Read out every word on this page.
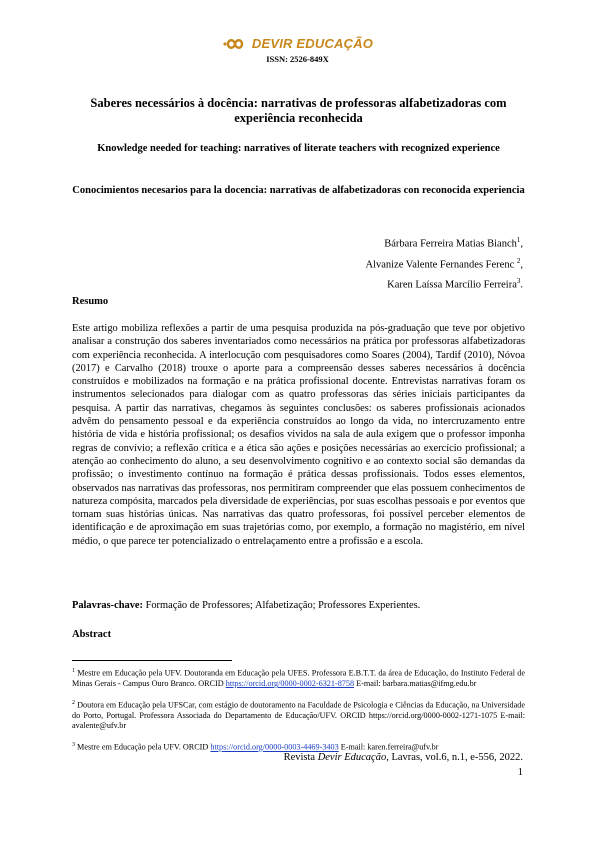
DEVIR EDUCAÇÃO
ISSN: 2526-849X
Saberes necessários à docência: narrativas de professoras alfabetizadoras com experiência reconhecida
Knowledge needed for teaching: narratives of literate teachers with recognized experience
Conocimientos necesarios para la docencia: narrativas de alfabetizadoras con reconocida experiencia
Bárbara Ferreira Matias Bianch$^1$,
Alvanize Valente Fernandes Ferenc $^2$,
Karen Laíssa Marcílio Ferreira$^3$.
Resumo
Este artigo mobiliza reflexões a partir de uma pesquisa produzida na pós-graduação que teve por objetivo analisar a construção dos saberes inventariados como necessários na prática por professoras alfabetizadoras com experiência reconhecida. A interlocução com pesquisadores como Soares (2004), Tardif (2010), Nóvoa (2017) e Carvalho (2018) trouxe o aporte para a compreensão desses saberes necessários à docência construídos e mobilizados na formação e na prática profissional docente. Entrevistas narrativas foram os instrumentos selecionados para dialogar com as quatro professoras das séries iniciais participantes da pesquisa. A partir das narrativas, chegamos às seguintes conclusões: os saberes profissionais acionados advêm do pensamento pessoal e da experiência construídos ao longo da vida, no intercruzamento entre história de vida e história profissional; os desafios vividos na sala de aula exigem que o professor imponha regras de convívio; a reflexão crítica e a ética são ações e posições necessárias ao exercício profissional; a atenção ao conhecimento do aluno, a seu desenvolvimento cognitivo e ao contexto social são demandas da profissão; o investimento contínuo na formação é prática dessas profissionais. Todos esses elementos, observados nas narrativas das professoras, nos permitiram compreender que elas possuem conhecimentos de natureza compósita, marcados pela diversidade de experiências, por suas escolhas pessoais e por eventos que tornam suas histórias únicas. Nas narrativas das quatro professoras, foi possível perceber elementos de identificação e de aproximação em suas trajetórias como, por exemplo, a formação no magistério, em nível médio, o que parece ter potencializado o entrelaçamento entre a profissão e a escola.
Palavras-chave: Formação de Professores; Alfabetização; Professores Experientes.
Abstract
$^1$ Mestre em Educação pela UFV. Doutoranda em Educação pela UFES. Professora E.B.T.T. da área de Educação, do Instituto Federal de Minas Gerais - Campus Ouro Branco. ORCID https://orcid.org/0000-0002-6321-8758 E-mail: barbara.matias@ifmg.edu.br
$^2$ Doutora em Educação pela UFSCar, com estágio de doutoramento na Faculdade de Psicologia e Ciências da Educação, na Universidade do Porto, Portugal. Professora Associada do Departamento de Educação/UFV. ORCID https://orcid.org/0000-0002-1271-1075 E-mail: avalente@ufv.br
$^3$ Mestre em Educação pela UFV. ORCID https://orcid.org/0000-0003-4469-3403 E-mail: karen.ferreira@ufv.br
Revista Devir Educação, Lavras, vol.6, n.1, e-556, 2022.
1
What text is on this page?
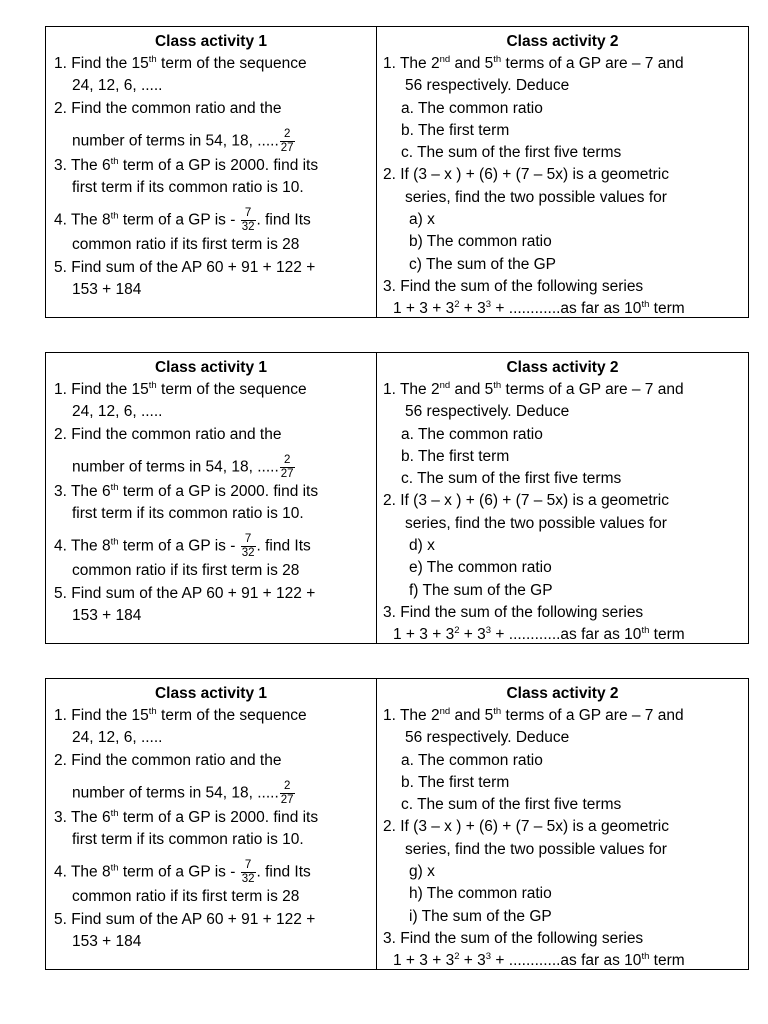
Class activity 1
1. Find the 15th term of the sequence
24, 12, 6, .....
2. Find the common ratio and the
number of terms in 54, 18, ..... $\frac{2}{27}$
3. The 6th term of a GP is 2000. find its
first term if its common ratio is 10.
4. The 8th term of a GP is - $\frac{7}{32}$ . find Its
common ratio if its first term is 28
5. Find sum of the AP 60 + 91 + 122 +
153 + 184
Class activity 2
1. The 2nd and 5th terms of a GP are – 7 and
56 respectively. Deduce
a. The common ratio
b. The first term
c. The sum of the first five terms
2. If (3 – x ) + (6) + (7 – 5x) is a geometric
series, find the two possible values for
a) x
b) The common ratio
c) The sum of the GP
3. Find the sum of the following series
$1 + 3 + 3^2 + 3^3 + ............as$ far as 10th term
Class activity 1
1. Find the 15th term of the sequence
24, 12, 6, .....
2. Find the common ratio and the
number of terms in 54, 18, ..... $\frac{2}{27}$
3. The 6th term of a GP is 2000. find its
first term if its common ratio is 10.
4. The 8th term of a GP is - $\frac{7}{32}$ . find Its
common ratio if its first term is 28
5. Find sum of the AP 60 + 91 + 122 +
153 + 184
Class activity 2
1. The 2nd and 5th terms of a GP are – 7 and
56 respectively. Deduce
a. The common ratio
b. The first term
c. The sum of the first five terms
2. If (3 – x ) + (6) + (7 – 5x) is a geometric
series, find the two possible values for
d) x
e) The common ratio
f) The sum of the GP
3. Find the sum of the following series
$1 + 3 + 3^2 + 3^3 + ............as$ far as 10th term
Class activity 1
1. Find the 15th term of the sequence
24, 12, 6, .....
2. Find the common ratio and the
number of terms in 54, 18, ..... $\frac{2}{27}$
3. The 6th term of a GP is 2000. find its
first term if its common ratio is 10.
4. The 8th term of a GP is - $\frac{7}{32}$ . find Its
common ratio if its first term is 28
5. Find sum of the AP 60 + 91 + 122 +
153 + 184
Class activity 2
1. The 2nd and 5th terms of a GP are – 7 and
56 respectively. Deduce
a. The common ratio
b. The first term
c. The sum of the first five terms
2. If (3 – x ) + (6) + (7 – 5x) is a geometric
series, find the two possible values for
g) x
h) The common ratio
i) The sum of the GP
3. Find the sum of the following series
$1 + 3 + 3^2 + 3^3 + ............as$ far as 10th term
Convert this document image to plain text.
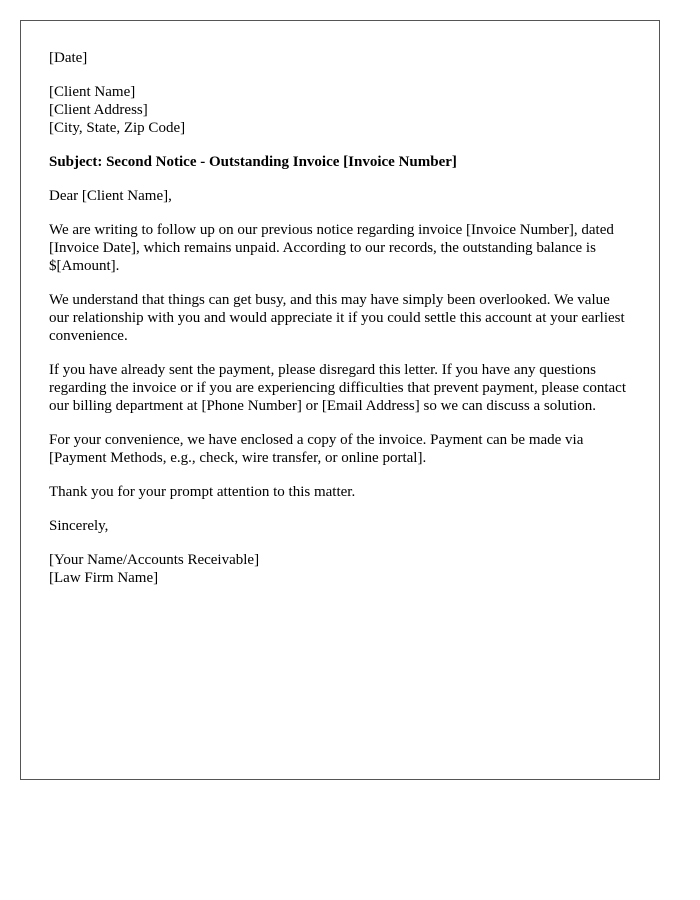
[Date]

[Client Name]
[Client Address]
[City, State, Zip Code]

Subject: Second Notice - Outstanding Invoice [Invoice Number]

Dear [Client Name],

We are writing to follow up on our previous notice regarding invoice [Invoice Number], dated [Invoice Date], which remains unpaid. According to our records, the outstanding balance is $[Amount].

We understand that things can get busy, and this may have simply been overlooked. We value our relationship with you and would appreciate it if you could settle this account at your earliest convenience.

If you have already sent the payment, please disregard this letter. If you have any questions regarding the invoice or if you are experiencing difficulties that prevent payment, please contact our billing department at [Phone Number] or [Email Address] so we can discuss a solution.

For your convenience, we have enclosed a copy of the invoice. Payment can be made via [Payment Methods, e.g., check, wire transfer, or online portal].

Thank you for your prompt attention to this matter.

Sincerely,

[Your Name/Accounts Receivable]
[Law Firm Name]
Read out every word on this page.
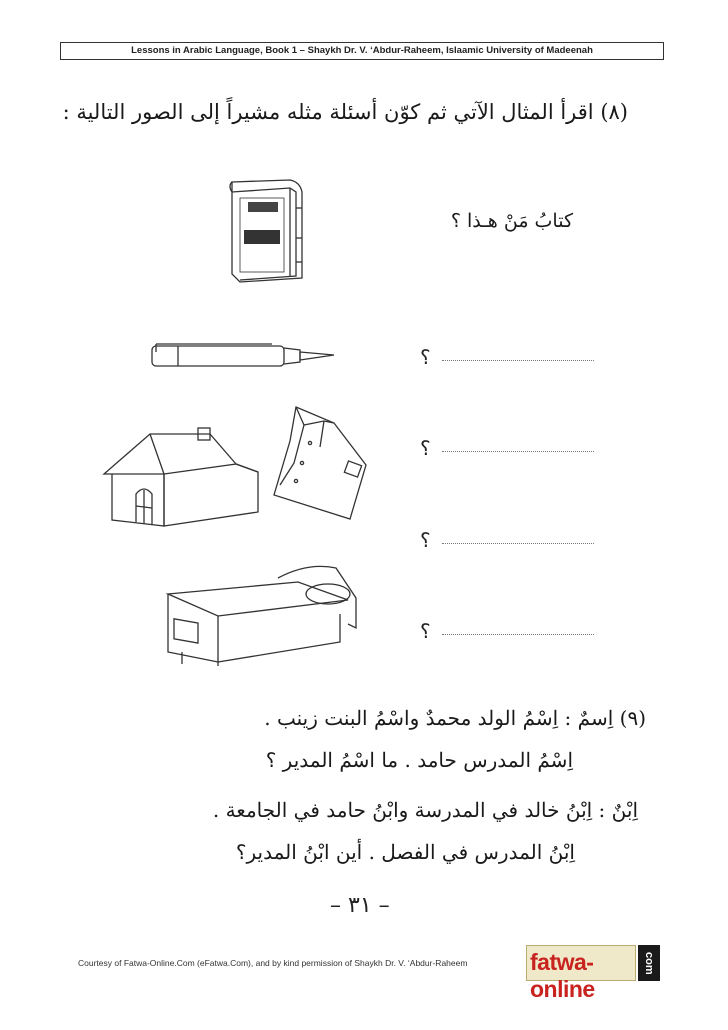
Lessons in Arabic Language, Book 1 – Shaykh Dr. V. ‘Abdur-Raheem, Islaamic University of Madeenah
(٨) اقرأ المثال الآتي ثم كوّن أسئلة مثله مشيراً إلى الصور التالية :
كتابُ مَنْ هـذا ؟
؟
؟
؟
؟
(٩) اِسمٌ : اِسْمُ الولد محمدٌ واسْمُ البنت زينب .
اِسْمُ المدرس حامد . ما اسْمُ المدير ؟
اِبْنٌ : اِبْنُ خالد في المدرسة وابْنُ حامد في الجامعة .
اِبْنُ المدرس في الفصل . أين ابْنُ المدير؟
– ٣١ –
Courtesy of Fatwa-Online.Com (eFatwa.Com), and by kind permission of Shaykh Dr. V. ‘Abdur-Raheem	fatwa-online
com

What is needed:
Apart from the pictures, the entries above are to be repeated in full and exactly.

Complete answer:
Read out every word on this page.
DEVIR EDUCAÇÃO
ISSN: 2526-849X
Saberes necessários à docência: narrativas de professoras alfabetizadoras com experiência reconhecida
Knowledge needed for teaching: narratives of literate teachers with recognized experience
Conocimientos necesarios para la docencia: narrativas de alfabetizadoras con reconocida experiencia
Bárbara Ferreira Matias Bianch$^1$,
Alvanize Valente Fernandes Ferenc $^2$,
Karen Laíssa Marcílio Ferreira$^3$.
Resumo
Este artigo mobiliza reflexões a partir de uma pesquisa produzida na pós-graduação que teve por objetivo analisar a construção dos saberes inventariados como necessários na prática por professoras alfabetizadoras com experiência reconhecida. A interlocução com pesquisadores como Soares (2004), Tardif (2010), Nóvoa (2017) e Carvalho (2018) trouxe o aporte para a compreensão desses saberes necessários à docência construídos e mobilizados na formação e na prática profissional docente. Entrevistas narrativas foram os instrumentos selecionados para dialogar com as quatro professoras das séries iniciais participantes da pesquisa. A partir das narrativas, chegamos às seguintes conclusões: os saberes profissionais acionados advêm do pensamento pessoal e da experiência construídos ao longo da vida, no intercruzamento entre história de vida e história profissional; os desafios vividos na sala de aula exigem que o professor imponha regras de convívio; a reflexão crítica e a ética são ações e posições necessárias ao exercício profissional; a atenção ao conhecimento do aluno, a seu desenvolvimento cognitivo e ao contexto social são demandas da profissão; o investimento contínuo na formação é prática dessas profissionais. Todos esses elementos, observados nas narrativas das professoras, nos permitiram compreender que elas possuem conhecimentos de natureza compósita, marcados pela diversidade de experiências, por suas escolhas pessoais e por eventos que tornam suas histórias únicas. Nas narrativas das quatro professoras, foi possível perceber elementos de identificação e de aproximação em suas trajetórias como, por exemplo, a formação no magistério, em nível médio, o que parece ter potencializado o entrelaçamento entre a profissão e a escola.
Palavras-chave: Formação de Professores; Alfabetização; Professores Experientes.
Abstract
$^1$ Mestre em Educação pela UFV. Doutoranda em Educação pela UFES. Professora E.B.T.T. da área de Educação, do Instituto Federal de Minas Gerais - Campus Ouro Branco. ORCID https://orcid.org/0000-0002-6321-8758 E-mail: barbara.matias@ifmg.edu.br
$^2$ Doutora em Educação pela UFSCar, com estágio de doutoramento na Faculdade de Psicologia e Ciências da Educação, na Universidade do Porto, Portugal. Professora Associada do Departamento de Educação/UFV. ORCID https://orcid.org/0000-0002-1271-1075 E-mail: avalente@ufv.br
$^3$ Mestre em Educação pela UFV. ORCID https://orcid.org/0000-0003-4469-3403 E-mail: karen.ferreira@ufv.br
Revista Devir Educação, Lavras, vol.6, n.1, e-556, 2022.
1
What text is on this page?
Class activity 1
1. Find the 15th term of the sequence
24, 12, 6, .....
2. Find the common ratio and the
number of terms in 54, 18, ..... $\frac{2}{27}$
3. The 6th term of a GP is 2000. find its
first term if its common ratio is 10.
4. The 8th term of a GP is - $\frac{7}{32}$ . find Its
common ratio if its first term is 28
5. Find sum of the AP 60 + 91 + 122 +
153 + 184
Class activity 2
1. The 2nd and 5th terms of a GP are – 7 and
56 respectively. Deduce
a. The common ratio
b. The first term
c. The sum of the first five terms
2. If (3 – x ) + (6) + (7 – 5x) is a geometric
series, find the two possible values for
a) x
b) The common ratio
c) The sum of the GP
3. Find the sum of the following series
$1 + 3 + 3^2 + 3^3 + ............as$ far as 10th term
Class activity 1
1. Find the 15th term of the sequence
24, 12, 6, .....
2. Find the common ratio and the
number of terms in 54, 18, ..... $\frac{2}{27}$
3. The 6th term of a GP is 2000. find its
first term if its common ratio is 10.
4. The 8th term of a GP is - $\frac{7}{32}$ . find Its
common ratio if its first term is 28
5. Find sum of the AP 60 + 91 + 122 +
153 + 184
Class activity 2
1. The 2nd and 5th terms of a GP are – 7 and
56 respectively. Deduce
a. The common ratio
b. The first term
c. The sum of the first five terms
2. If (3 – x ) + (6) + (7 – 5x) is a geometric
series, find the two possible values for
d) x
e) The common ratio
f) The sum of the GP
3. Find the sum of the following series
$1 + 3 + 3^2 + 3^3 + ............as$ far as 10th term
Class activity 1
1. Find the 15th term of the sequence
24, 12, 6, .....
2. Find the common ratio and the
number of terms in 54, 18, ..... $\frac{2}{27}$
3. The 6th term of a GP is 2000. find its
first term if its common ratio is 10.
4. The 8th term of a GP is - $\frac{7}{32}$ . find Its
common ratio if its first term is 28
5. Find sum of the AP 60 + 91 + 122 +
153 + 184
Class activity 2
1. The 2nd and 5th terms of a GP are – 7 and
56 respectively. Deduce
a. The common ratio
b. The first term
c. The sum of the first five terms
2. If (3 – x ) + (6) + (7 – 5x) is a geometric
series, find the two possible values for
g) x
h) The common ratio
i) The sum of the GP
3. Find the sum of the following series
$1 + 3 + 3^2 + 3^3 + ............as$ far as 10th term
Convert this document image to plain text.
[Date]

[Client Name]
[Client Address]
[City, State, Zip Code]

Subject: Second Notice - Outstanding Invoice [Invoice Number]

Dear [Client Name],

We are writing to follow up on our previous notice regarding invoice [Invoice Number], dated [Invoice Date], which remains unpaid. According to our records, the outstanding balance is $[Amount].

We understand that things can get busy, and this may have simply been overlooked. We value our relationship with you and would appreciate it if you could settle this account at your earliest convenience.

If you have already sent the payment, please disregard this letter. If you have any questions regarding the invoice or if you are experiencing difficulties that prevent payment, please contact our billing department at [Phone Number] or [Email Address] so we can discuss a solution.

For your convenience, we have enclosed a copy of the invoice. Payment can be made via [Payment Methods, e.g., check, wire transfer, or online portal].

Thank you for your prompt attention to this matter.

Sincerely,

[Your Name/Accounts Receivable]
[Law Firm Name]
Read out every word on this page.
Lessons in Arabic Language, Book 1 – Shaykh Dr. V. ‘Abdur-Raheem, Islaamic University of Madeenah
(٨) اقرأ المثال الآتي ثم كوّن أسئلة مثله مشيراً إلى الصور التالية :
كتابُ مَنْ هـذا ؟
؟
؟
؟
؟
(٩) اِسمٌ : اِسْمُ الولد محمدٌ واسْمُ البنت زينب .
اِسْمُ المدرس حامد . ما اسْمُ المدير ؟
اِبْنٌ : اِبْنُ خالد في المدرسة وابْنُ حامد في الجامعة .
اِبْنُ المدرس في الفصل . أين ابْنُ المدير؟
– ٣١ –
Courtesy of Fatwa-Online.Com (eFatwa.Com), and by kind permission of Shaykh Dr. V. ‘Abdur-Raheem	fatwa-online
com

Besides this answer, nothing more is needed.